• [WHAT IS ASKED]: Show all lines of the listing that hold the word "through".

• [ENTRIES]:

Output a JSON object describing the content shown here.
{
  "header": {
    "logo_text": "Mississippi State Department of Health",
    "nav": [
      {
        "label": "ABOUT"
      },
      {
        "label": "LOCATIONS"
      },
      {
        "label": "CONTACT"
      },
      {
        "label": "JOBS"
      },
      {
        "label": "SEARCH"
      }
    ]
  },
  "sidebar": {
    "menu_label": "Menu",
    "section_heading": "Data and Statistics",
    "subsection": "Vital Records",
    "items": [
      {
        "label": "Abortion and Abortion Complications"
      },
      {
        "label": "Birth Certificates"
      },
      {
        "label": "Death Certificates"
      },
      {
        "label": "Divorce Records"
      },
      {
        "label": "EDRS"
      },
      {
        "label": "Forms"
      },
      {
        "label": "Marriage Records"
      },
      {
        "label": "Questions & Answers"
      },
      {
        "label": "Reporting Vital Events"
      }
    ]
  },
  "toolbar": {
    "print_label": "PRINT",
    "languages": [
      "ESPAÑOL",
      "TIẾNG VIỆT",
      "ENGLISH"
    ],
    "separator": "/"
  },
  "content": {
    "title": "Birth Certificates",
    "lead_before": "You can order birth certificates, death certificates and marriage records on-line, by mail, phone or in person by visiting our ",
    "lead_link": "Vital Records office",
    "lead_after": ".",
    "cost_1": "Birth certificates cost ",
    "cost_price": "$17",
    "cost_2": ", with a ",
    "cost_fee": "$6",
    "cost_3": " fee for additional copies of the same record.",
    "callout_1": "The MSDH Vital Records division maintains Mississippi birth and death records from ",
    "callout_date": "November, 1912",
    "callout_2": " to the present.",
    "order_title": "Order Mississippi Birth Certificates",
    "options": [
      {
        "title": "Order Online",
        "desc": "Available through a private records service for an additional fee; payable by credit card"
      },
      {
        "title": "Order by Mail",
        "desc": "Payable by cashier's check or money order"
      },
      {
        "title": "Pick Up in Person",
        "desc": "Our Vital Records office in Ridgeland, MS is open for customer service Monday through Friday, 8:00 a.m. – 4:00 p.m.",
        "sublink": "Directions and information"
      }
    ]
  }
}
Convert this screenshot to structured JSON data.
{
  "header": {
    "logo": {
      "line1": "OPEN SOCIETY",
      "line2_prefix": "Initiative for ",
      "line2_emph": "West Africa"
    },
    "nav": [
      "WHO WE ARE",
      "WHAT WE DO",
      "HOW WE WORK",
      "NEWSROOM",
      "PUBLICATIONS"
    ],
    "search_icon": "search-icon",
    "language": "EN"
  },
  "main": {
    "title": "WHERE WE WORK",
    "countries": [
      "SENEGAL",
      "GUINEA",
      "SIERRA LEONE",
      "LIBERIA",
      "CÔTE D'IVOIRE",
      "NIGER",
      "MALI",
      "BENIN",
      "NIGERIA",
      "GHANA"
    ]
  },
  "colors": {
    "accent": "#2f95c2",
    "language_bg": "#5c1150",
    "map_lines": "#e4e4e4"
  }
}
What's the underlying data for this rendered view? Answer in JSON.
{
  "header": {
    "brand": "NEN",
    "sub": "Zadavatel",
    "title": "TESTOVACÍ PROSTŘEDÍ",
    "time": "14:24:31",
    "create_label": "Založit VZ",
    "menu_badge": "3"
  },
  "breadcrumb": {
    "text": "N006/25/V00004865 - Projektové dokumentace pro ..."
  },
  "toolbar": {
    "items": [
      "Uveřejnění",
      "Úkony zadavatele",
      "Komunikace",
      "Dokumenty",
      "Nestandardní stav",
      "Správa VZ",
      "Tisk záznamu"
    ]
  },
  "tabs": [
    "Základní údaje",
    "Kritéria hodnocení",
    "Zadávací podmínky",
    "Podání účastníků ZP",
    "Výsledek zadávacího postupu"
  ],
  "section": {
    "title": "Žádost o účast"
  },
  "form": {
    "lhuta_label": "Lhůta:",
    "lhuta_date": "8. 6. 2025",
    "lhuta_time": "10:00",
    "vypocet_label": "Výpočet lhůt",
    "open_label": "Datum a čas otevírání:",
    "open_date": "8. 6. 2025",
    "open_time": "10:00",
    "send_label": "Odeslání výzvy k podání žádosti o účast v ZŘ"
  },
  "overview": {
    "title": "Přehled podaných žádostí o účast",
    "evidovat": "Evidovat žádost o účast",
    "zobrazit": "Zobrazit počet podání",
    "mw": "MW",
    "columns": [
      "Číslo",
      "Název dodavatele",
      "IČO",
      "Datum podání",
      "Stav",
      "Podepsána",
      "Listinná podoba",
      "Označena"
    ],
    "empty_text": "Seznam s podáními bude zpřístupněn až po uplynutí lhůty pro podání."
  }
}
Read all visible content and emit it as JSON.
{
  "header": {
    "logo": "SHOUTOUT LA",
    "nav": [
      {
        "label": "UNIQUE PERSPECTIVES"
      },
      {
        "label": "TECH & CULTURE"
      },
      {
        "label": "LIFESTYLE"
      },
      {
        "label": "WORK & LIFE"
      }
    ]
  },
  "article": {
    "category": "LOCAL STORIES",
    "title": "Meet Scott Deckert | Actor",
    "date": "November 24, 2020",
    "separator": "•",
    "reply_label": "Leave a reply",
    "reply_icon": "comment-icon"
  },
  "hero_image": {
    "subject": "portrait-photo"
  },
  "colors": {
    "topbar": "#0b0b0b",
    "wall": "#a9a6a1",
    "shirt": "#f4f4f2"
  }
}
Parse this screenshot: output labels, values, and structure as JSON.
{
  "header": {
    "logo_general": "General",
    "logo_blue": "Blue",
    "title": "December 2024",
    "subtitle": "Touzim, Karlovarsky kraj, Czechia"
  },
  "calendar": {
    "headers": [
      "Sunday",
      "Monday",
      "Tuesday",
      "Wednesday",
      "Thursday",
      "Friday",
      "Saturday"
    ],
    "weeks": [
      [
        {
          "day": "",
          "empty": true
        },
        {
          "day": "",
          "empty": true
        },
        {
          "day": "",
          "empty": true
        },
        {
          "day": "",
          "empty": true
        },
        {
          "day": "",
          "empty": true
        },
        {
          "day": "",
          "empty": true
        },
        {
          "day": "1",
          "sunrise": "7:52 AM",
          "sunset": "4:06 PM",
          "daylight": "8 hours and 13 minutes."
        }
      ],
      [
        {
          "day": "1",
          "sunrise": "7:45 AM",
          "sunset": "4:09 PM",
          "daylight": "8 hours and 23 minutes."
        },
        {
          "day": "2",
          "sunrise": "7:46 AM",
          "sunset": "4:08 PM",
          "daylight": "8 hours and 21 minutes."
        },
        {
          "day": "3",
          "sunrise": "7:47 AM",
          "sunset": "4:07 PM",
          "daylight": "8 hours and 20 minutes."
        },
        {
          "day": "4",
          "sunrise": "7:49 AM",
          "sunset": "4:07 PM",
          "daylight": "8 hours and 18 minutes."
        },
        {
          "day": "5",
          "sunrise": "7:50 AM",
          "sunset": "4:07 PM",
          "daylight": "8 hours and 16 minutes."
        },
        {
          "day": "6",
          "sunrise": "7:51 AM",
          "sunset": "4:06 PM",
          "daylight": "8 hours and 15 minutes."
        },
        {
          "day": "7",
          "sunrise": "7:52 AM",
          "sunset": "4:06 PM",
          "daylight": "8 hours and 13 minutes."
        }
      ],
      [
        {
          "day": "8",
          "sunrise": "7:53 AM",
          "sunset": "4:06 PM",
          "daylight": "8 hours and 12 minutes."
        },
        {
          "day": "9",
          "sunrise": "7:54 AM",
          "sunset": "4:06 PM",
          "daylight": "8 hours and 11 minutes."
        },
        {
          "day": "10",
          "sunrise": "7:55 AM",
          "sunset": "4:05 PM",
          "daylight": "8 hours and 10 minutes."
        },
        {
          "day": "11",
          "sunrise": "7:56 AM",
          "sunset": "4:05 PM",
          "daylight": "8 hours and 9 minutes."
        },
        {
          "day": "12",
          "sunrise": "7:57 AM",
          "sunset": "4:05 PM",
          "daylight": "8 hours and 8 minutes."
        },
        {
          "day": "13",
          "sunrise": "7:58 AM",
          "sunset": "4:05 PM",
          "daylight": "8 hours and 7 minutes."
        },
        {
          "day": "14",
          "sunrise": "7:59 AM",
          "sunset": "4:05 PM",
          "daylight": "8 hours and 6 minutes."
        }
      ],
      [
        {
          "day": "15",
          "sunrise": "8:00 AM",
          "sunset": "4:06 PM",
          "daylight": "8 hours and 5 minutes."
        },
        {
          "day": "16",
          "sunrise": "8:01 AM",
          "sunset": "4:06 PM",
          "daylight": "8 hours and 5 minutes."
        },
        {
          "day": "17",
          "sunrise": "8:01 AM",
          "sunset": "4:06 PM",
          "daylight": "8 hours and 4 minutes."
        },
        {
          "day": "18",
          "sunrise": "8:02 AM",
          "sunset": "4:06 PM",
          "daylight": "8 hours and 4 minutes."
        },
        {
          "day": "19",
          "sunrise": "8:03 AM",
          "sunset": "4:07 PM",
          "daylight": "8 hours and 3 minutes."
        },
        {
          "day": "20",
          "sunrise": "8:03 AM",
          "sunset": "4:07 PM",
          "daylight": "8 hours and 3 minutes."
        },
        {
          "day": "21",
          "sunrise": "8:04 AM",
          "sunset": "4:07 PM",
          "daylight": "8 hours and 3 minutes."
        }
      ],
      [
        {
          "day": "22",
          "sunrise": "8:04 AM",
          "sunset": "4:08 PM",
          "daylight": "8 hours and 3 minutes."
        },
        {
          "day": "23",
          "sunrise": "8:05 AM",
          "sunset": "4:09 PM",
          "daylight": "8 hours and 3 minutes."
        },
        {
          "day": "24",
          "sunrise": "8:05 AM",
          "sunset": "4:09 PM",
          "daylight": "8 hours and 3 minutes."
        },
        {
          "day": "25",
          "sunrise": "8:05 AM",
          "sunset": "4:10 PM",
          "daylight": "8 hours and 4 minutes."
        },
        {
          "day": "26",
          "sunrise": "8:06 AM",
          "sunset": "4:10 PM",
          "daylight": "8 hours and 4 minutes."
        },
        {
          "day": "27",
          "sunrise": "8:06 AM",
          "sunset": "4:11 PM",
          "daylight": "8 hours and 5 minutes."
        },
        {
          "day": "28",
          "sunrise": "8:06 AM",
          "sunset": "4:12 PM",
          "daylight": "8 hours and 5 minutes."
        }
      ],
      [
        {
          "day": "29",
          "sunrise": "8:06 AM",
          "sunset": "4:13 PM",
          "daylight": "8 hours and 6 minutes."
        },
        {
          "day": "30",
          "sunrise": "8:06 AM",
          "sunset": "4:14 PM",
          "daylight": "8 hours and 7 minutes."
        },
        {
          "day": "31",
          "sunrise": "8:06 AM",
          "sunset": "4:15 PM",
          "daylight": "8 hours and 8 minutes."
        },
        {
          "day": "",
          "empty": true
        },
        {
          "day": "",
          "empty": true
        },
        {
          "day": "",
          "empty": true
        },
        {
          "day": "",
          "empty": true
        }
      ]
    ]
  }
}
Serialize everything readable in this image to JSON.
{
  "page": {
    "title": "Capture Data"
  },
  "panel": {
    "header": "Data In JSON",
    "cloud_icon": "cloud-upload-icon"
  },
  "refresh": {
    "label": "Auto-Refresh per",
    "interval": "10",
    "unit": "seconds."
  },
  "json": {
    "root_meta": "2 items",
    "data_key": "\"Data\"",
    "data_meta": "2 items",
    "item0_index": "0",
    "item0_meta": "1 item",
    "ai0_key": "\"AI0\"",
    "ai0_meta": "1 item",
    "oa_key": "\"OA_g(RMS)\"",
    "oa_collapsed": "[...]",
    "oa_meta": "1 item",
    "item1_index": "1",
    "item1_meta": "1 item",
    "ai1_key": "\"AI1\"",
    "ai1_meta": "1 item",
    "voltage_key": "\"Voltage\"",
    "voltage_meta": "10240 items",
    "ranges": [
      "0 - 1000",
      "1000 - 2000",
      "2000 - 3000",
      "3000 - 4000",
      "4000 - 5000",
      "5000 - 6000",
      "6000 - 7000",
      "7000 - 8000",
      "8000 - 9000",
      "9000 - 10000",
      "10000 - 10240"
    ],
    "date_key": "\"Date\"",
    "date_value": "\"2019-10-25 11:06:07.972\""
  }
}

• [TASK OUTPUT]:
        "desc": "Available through a private records service for an additional fee; payable by credit card"
        "desc": "Our Vital Records office in Ridgeland, MS is open for customer service Monday through Friday, 8:00 a.m. – 4:00 p.m.",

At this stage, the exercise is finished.